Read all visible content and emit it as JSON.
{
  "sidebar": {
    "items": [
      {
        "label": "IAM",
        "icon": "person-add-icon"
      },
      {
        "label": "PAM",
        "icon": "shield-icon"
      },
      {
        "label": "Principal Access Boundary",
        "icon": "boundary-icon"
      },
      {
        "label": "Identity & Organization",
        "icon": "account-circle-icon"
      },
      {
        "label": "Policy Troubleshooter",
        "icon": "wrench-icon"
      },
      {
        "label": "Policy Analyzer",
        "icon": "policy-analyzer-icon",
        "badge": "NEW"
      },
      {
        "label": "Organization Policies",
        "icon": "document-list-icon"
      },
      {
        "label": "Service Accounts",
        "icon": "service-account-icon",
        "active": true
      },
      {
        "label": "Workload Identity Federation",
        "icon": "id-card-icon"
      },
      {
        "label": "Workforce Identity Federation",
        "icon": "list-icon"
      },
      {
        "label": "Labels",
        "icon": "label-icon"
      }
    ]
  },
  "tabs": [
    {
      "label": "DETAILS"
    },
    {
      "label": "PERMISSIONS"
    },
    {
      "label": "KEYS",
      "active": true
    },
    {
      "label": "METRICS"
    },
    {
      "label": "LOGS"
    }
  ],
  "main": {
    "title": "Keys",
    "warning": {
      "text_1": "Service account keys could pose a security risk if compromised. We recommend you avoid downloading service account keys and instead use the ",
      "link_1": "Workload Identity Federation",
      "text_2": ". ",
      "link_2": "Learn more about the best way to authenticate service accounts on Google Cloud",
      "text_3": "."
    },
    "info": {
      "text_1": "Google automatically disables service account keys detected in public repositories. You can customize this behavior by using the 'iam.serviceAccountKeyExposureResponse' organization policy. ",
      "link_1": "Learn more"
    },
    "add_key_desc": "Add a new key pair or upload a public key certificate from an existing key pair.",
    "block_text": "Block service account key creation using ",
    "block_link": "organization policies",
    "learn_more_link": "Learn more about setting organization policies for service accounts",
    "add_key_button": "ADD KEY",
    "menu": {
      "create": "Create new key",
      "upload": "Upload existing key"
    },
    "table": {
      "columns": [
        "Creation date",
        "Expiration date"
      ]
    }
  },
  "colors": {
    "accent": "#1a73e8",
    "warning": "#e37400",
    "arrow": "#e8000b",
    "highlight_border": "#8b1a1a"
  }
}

..............................

= Description of the task =
Extract each line holding the word "using" from the records.

= Result for this task =
      "text_1": "Google automatically disables service account keys detected in public repositories. You can customize this behavior by using the 'iam.serviceAccountKeyExposureResponse' organization policy. ",
    "block_text": "Block service account key creation using ",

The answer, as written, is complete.